Objetivo A:
Responda com base no trecho do texto:
(i) Qual é, segundo o trecho, a mais elevada forma de arte literária?
(ii) Que data aparece no trecho?
(iii) Na parte intitulada "Gritos ecoando... III - O absurdo", o que caía sobre o telhado da casa?
Objetivo B: Localize na listagem todas as linhas em que aparece a palavra "belt" e copie-as. Diferencie maiúsculas de minúsculas.

Trecho do texto:
━━━━
Por que estas pulsões ocêanicas?

Pois é verdade que se eu não havia sequer pensado sobre uma metáfora que ilustrasse com precisão poética e elegância filosófica - sim, com precisão poética e elegância filosófica! - aquilo que encontro frente ao espelho, este reflexo que se produz em minha consciência: ao pensar na força do mar, no impacto voraz das ondas sobre as rochas, no ímpeto por vezes desmedido e incontido de uma pulsão marítima, oceânica, encontro nessa visão a pintura natural de minha própria natureza. E talvez só me falte descobrir onde o pintor escondeu seus pincéis... Mas para quê? Não há em tudo isso significativa - perfeição?

***

A poesia é a capacidade de condensar em belos versos a riqueza experiencial de nossas impressões. Ela é a mais elevada forma de arte literária - na verdade, literatura só é arte se participa intrinsecamente da poesia.

quinta-feira, 31 de dezembro de 2009

Gritos ecoando... III - O absurdo


Esteve durante todo o dia ali, absorto, introspectivo, mergulhado na mais completa desesperança que sua alma parecia alimentar desde que vira a chuva cair novamente sobre o telhado de sua casa, tão sem propósito, tão sem razão de ser como o eram seus dias de folga, cuja ausência de ocupação lhe permitia esses voos mais altos, até as nuvens, até o nada, em que a falta do que fazer se assimilava à falta de vontade de fazer alguma coisa, e então tudo lhe parecia como aquela chuva no telhado de sua casa, tão efêmero, tão passageiro, tão sem sentido, e nada absolutamente lhe interessava mais que o não fazer nada. Perder-se pela visão da chuva rasa, fina e constante, naquele último dia do ano, ano de grandes realizações e de algumas, não poucas frustrações, mas tinha sido, em grande parte um ano bom, sem levar em conta os cansativos dias de trabalho que se repetiam sem cessar, e o amor que já não mais possuía, novamente desejado, sem esperanças porém, porque ainda aquela dor que em seu peito era sentida lhe fazia esquecer-se de amar fosse mesmo a si, a sua alma, a sua existência, e esse desprezo por si mesmo, essa angústia por não ter oferecido uma atenção especial para seus próprios dilemas e opiniões era o que lhe pesava agora, sobre os ombros e os olhos, e lhe forçava a procurar algo que novamente lhe pudesse inspirar aquela esperança de outrora, já não mais sentida, já não mais negada – perder-se pela visão da chuva que caía sobre a terra era em seu coração o mesmo que perder-se dentro de si, a ver o mundo inteiro pelos olhos da nulidade completa de todas as coisas. E sentiu-se triste.
━━━━
Material fornecido:
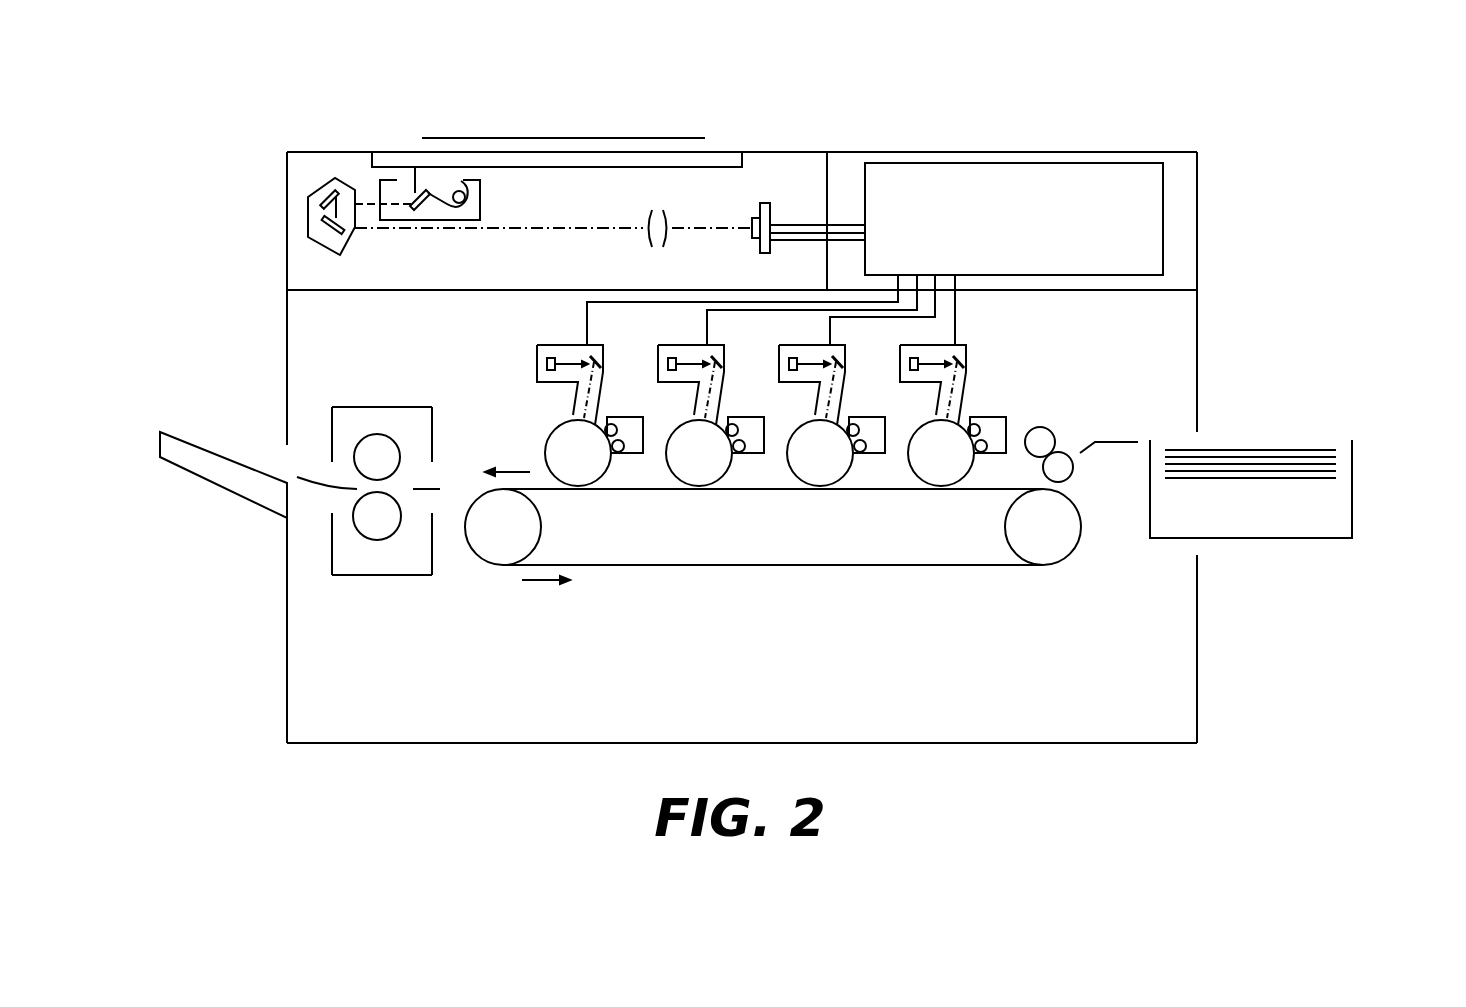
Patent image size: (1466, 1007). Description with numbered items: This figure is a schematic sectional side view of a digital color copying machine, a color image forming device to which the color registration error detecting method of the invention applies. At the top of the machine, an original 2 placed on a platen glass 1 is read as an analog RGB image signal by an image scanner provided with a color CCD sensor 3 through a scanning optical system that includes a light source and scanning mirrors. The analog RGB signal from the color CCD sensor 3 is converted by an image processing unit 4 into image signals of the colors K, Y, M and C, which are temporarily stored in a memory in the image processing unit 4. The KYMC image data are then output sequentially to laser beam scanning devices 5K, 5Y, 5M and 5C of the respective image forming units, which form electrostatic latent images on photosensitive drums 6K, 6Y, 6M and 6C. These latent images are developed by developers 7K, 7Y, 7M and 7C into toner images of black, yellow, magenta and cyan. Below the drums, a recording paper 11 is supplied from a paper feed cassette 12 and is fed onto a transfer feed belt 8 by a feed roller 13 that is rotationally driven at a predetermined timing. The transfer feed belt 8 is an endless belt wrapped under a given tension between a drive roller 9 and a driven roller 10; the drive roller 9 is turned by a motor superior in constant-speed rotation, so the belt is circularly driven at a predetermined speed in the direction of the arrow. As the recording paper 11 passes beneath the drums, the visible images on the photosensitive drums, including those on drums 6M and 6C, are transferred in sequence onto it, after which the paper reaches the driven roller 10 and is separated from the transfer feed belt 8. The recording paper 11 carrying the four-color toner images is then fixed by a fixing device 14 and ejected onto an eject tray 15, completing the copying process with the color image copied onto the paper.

The platen glass 1 is at (727, 152).
The original 2 is at (517, 138).
The color CCD sensor 3 is at (766, 203).
The image processing unit 4 is at (1002, 163).
The laser beam scanning device 5C is at (553, 345).
The laser beam scanning device 5M is at (683, 345).
The laser beam scanning device 5Y is at (799, 345).
The laser beam scanning device 5K is at (968, 347).
The photosensitive drum 6C is at (557, 432).
The photosensitive drum 6M is at (692, 488).
The photosensitive drum 6Y is at (818, 490).
The photosensitive drum 6K is at (939, 487).
The developer 7C is at (628, 455).
The developer 7M is at (750, 455).
The developer 7Y is at (873, 456).
The developer 7K is at (1000, 417).
The transfer feed belt 8 is at (873, 565).
The drive roller 9 is at (1063, 547).
The driven roller 10 is at (493, 552).
The recording paper 11 is at (1232, 449).
The paper feed cassette 12 is at (1352, 495).
The feed roller 13 is at (1053, 425).
The fixing device 14 is at (395, 407).
The eject tray 15 is at (213, 455).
━━━━
Resposta do exercício A:
(i) A poesia.
(ii) Quinta-feira, 31 de dezembro de 2009.
(iii) A chuva.

Resposta do exercício B:
Patent image size: (1466, 1007). Description with numbered items: This figure is a schematic sectional side view of a digital color copying machine, a color image forming device to which the color registration error detecting method of the invention applies. At the top of the machine, an original 2 placed on a platen glass 1 is read as an analog RGB image signal by an image scanner provided with a color CCD sensor 3 through a scanning optical system that includes a light source and scanning mirrors. The analog RGB signal from the color CCD sensor 3 is converted by an image processing unit 4 into image signals of the colors K, Y, M and C, which are temporarily stored in a memory in the image processing unit 4. The KYMC image data are then output sequentially to laser beam scanning devices 5K, 5Y, 5M and 5C of the respective image forming units, which form electrostatic latent images on photosensitive drums 6K, 6Y, 6M and 6C. These latent images are developed by developers 7K, 7Y, 7M and 7C into toner images of black, yellow, magenta and cyan. Below the drums, a recording paper 11 is supplied from a paper feed cassette 12 and is fed onto a transfer feed belt 8 by a feed roller 13 that is rotationally driven at a predetermined timing. The transfer feed belt 8 is an endless belt wrapped under a given tension between a drive roller 9 and a driven roller 10; the drive roller 9 is turned by a motor superior in constant-speed rotation, so the belt is circularly driven at a predetermined speed in the direction of the arrow. As the recording paper 11 passes beneath the drums, the visible images on the photosensitive drums, including those on drums 6M and 6C, are transferred in sequence onto it, after which the paper reaches the driven roller 10 and is separated from the transfer feed belt 8. The recording paper 11 carrying the four-color toner images is then fixed by a fixing device 14 and ejected onto an eject tray 15, completing the copying process with the color image copied onto the paper.
The transfer feed belt 8 is at (873, 565).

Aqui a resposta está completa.